### To be done
Retype each of the rows below word for word, keeping every line unchanged.

Element region listings:
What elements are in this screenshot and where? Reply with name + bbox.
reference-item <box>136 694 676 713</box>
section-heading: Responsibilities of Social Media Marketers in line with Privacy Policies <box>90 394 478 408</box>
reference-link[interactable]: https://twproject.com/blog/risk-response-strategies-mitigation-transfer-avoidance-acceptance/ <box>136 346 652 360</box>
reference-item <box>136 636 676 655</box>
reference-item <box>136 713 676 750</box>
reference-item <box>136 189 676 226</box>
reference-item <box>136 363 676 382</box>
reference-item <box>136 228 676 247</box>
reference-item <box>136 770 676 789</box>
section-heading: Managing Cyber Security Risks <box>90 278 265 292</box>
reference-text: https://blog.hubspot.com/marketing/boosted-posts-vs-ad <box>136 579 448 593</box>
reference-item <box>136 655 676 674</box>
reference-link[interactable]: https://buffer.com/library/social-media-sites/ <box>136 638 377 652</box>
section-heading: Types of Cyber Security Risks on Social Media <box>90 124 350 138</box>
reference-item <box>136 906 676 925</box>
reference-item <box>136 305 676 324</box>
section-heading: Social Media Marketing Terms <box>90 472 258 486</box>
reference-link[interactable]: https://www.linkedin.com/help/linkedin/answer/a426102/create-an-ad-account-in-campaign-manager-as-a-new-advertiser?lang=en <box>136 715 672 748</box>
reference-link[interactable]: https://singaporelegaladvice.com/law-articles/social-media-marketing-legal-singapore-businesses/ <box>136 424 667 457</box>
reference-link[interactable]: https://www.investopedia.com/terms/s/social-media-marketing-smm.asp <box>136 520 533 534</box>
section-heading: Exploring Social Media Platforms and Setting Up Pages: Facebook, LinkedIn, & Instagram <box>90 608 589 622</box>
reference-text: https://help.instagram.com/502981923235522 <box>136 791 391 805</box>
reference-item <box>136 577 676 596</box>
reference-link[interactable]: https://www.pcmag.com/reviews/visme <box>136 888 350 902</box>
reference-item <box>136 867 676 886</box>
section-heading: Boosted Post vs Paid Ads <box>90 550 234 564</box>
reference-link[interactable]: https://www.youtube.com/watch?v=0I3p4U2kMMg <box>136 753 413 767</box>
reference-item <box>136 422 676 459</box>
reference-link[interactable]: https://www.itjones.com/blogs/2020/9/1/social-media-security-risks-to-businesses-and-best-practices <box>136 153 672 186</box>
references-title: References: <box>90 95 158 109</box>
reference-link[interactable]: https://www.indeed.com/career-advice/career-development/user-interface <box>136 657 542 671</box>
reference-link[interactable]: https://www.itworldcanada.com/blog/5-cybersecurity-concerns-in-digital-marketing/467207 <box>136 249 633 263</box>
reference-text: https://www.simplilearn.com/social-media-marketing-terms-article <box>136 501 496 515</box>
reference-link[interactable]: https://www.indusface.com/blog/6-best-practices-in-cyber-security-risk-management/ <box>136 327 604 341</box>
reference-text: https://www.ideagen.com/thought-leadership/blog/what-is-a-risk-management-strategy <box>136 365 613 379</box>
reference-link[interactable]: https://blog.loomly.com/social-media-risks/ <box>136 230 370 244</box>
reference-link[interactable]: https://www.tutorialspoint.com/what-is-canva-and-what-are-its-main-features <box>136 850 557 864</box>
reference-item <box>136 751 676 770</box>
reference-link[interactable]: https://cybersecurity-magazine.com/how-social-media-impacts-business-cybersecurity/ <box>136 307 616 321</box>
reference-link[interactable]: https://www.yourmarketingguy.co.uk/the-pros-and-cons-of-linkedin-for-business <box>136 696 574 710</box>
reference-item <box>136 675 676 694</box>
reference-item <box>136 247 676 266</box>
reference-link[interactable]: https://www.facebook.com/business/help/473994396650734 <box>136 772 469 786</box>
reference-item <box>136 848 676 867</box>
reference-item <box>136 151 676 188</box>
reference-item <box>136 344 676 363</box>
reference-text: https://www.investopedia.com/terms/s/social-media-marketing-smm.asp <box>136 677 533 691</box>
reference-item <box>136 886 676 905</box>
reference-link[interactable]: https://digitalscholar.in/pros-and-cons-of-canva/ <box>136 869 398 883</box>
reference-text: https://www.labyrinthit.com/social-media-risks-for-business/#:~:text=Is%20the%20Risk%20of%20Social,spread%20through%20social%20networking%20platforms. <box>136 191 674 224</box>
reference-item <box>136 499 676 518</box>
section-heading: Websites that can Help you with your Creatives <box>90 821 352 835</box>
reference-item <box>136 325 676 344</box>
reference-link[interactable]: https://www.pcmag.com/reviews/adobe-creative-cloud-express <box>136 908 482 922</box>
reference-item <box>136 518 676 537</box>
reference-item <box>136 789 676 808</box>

### Full response
What elements are in this screenshot and where? Reply with name + bbox.
reference-item <box>136 694 676 713</box>
section-heading: Responsibilities of Social Media Marketers in line with Privacy Policies <box>90 394 478 408</box>
reference-link[interactable]: https://twproject.com/blog/risk-response-strategies-mitigation-transfer-avoidance-acceptance/ <box>136 346 652 360</box>
reference-item <box>136 636 676 655</box>
reference-item <box>136 713 676 750</box>
reference-item <box>136 189 676 226</box>
reference-item <box>136 363 676 382</box>
reference-item <box>136 228 676 247</box>
reference-item <box>136 770 676 789</box>
section-heading: Managing Cyber Security Risks <box>90 278 265 292</box>
reference-text: https://blog.hubspot.com/marketing/boosted-posts-vs-ad <box>136 579 448 593</box>
reference-item <box>136 655 676 674</box>
reference-link[interactable]: https://buffer.com/library/social-media-sites/ <box>136 638 377 652</box>
section-heading: Types of Cyber Security Risks on Social Media <box>90 124 350 138</box>
reference-item <box>136 906 676 925</box>
reference-item <box>136 305 676 324</box>
section-heading: Social Media Marketing Terms <box>90 472 258 486</box>
reference-link[interactable]: https://www.linkedin.com/help/linkedin/answer/a426102/create-an-ad-account-in-campaign-manager-as-a-new-advertiser?lang=en <box>136 715 672 748</box>
reference-link[interactable]: https://singaporelegaladvice.com/law-articles/social-media-marketing-legal-singapore-businesses/ <box>136 424 667 457</box>
reference-link[interactable]: https://www.investopedia.com/terms/s/social-media-marketing-smm.asp <box>136 520 533 534</box>
section-heading: Exploring Social Media Platforms and Setting Up Pages: Facebook, LinkedIn, & Instagram <box>90 608 589 622</box>
reference-text: https://help.instagram.com/502981923235522 <box>136 791 391 805</box>
reference-item <box>136 577 676 596</box>
reference-link[interactable]: https://www.pcmag.com/reviews/visme <box>136 888 350 902</box>
reference-item <box>136 867 676 886</box>
section-heading: Boosted Post vs Paid Ads <box>90 550 234 564</box>
reference-link[interactable]: https://www.youtube.com/watch?v=0I3p4U2kMMg <box>136 753 413 767</box>
reference-item <box>136 422 676 459</box>
reference-link[interactable]: https://www.itjones.com/blogs/2020/9/1/social-media-security-risks-to-businesses-and-best-practices <box>136 153 672 186</box>
references-title: References: <box>90 95 158 109</box>
reference-link[interactable]: https://www.indeed.com/career-advice/career-development/user-interface <box>136 657 542 671</box>
reference-link[interactable]: https://www.itworldcanada.com/blog/5-cybersecurity-concerns-in-digital-marketing/467207 <box>136 249 633 263</box>
reference-text: https://www.simplilearn.com/social-media-marketing-terms-article <box>136 501 496 515</box>
reference-link[interactable]: https://www.indusface.com/blog/6-best-practices-in-cyber-security-risk-management/ <box>136 327 604 341</box>
reference-text: https://www.ideagen.com/thought-leadership/blog/what-is-a-risk-management-strategy <box>136 365 613 379</box>
reference-link[interactable]: https://blog.loomly.com/social-media-risks/ <box>136 230 370 244</box>
reference-link[interactable]: https://www.tutorialspoint.com/what-is-canva-and-what-are-its-main-features <box>136 850 557 864</box>
reference-item <box>136 751 676 770</box>
reference-link[interactable]: https://cybersecurity-magazine.com/how-social-media-impacts-business-cybersecurity/ <box>136 307 616 321</box>
reference-link[interactable]: https://www.yourmarketingguy.co.uk/the-pros-and-cons-of-linkedin-for-business <box>136 696 574 710</box>
reference-item <box>136 675 676 694</box>
reference-item <box>136 247 676 266</box>
reference-link[interactable]: https://www.facebook.com/business/help/473994396650734 <box>136 772 469 786</box>
reference-item <box>136 848 676 867</box>
reference-item <box>136 151 676 188</box>
reference-item <box>136 344 676 363</box>
reference-text: https://www.investopedia.com/terms/s/social-media-marketing-smm.asp <box>136 677 533 691</box>
reference-item <box>136 886 676 905</box>
reference-link[interactable]: https://digitalscholar.in/pros-and-cons-of-canva/ <box>136 869 398 883</box>
reference-text: https://www.labyrinthit.com/social-media-risks-for-business/#:~:text=Is%20the%20Risk%20of%20Social,spread%20through%20social%20networking%20platforms. <box>136 191 674 224</box>
reference-item <box>136 499 676 518</box>
section-heading: Websites that can Help you with your Creatives <box>90 821 352 835</box>
reference-item <box>136 325 676 344</box>
reference-link[interactable]: https://www.pcmag.com/reviews/adobe-creative-cloud-express <box>136 908 482 922</box>
reference-item <box>136 518 676 537</box>
reference-item <box>136 789 676 808</box>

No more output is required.